**Instructions for the task**
Copy each line exactly.

**Records for the exercise**
Start

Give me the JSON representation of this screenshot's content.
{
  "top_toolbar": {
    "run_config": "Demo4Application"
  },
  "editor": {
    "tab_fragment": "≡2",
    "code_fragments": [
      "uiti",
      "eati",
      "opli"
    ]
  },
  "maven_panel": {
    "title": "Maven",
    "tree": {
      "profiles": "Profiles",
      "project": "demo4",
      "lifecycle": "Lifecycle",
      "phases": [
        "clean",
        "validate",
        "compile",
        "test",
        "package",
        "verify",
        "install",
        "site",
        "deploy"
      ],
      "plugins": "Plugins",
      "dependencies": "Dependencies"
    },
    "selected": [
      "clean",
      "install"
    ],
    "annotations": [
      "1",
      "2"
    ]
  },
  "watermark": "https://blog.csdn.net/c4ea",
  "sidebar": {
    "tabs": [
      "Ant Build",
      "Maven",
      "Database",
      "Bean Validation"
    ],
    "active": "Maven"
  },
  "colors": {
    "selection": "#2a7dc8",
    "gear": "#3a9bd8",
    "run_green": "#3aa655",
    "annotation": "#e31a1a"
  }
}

End

**Final answer**
Give me the JSON representation of this screenshot's content.
{
  "top_toolbar": {
    "run_config": "Demo4Application"
  },
  "editor": {
    "tab_fragment": "≡2",
    "code_fragments": [
      "uiti",
      "eati",
      "opli"
    ]
  },
  "maven_panel": {
    "title": "Maven",
    "tree": {
      "profiles": "Profiles",
      "project": "demo4",
      "lifecycle": "Lifecycle",
      "phases": [
        "clean",
        "validate",
        "compile",
        "test",
        "package",
        "verify",
        "install",
        "site",
        "deploy"
      ],
      "plugins": "Plugins",
      "dependencies": "Dependencies"
    },
    "selected": [
      "clean",
      "install"
    ],
    "annotations": [
      "1",
      "2"
    ]
  },
  "watermark": "https://blog.csdn.net/c4ea",
  "sidebar": {
    "tabs": [
      "Ant Build",
      "Maven",
      "Database",
      "Bean Validation"
    ],
    "active": "Maven"
  },
  "colors": {
    "selection": "#2a7dc8",
    "gear": "#3a9bd8",
    "run_green": "#3aa655",
    "annotation": "#e31a1a"
  }
}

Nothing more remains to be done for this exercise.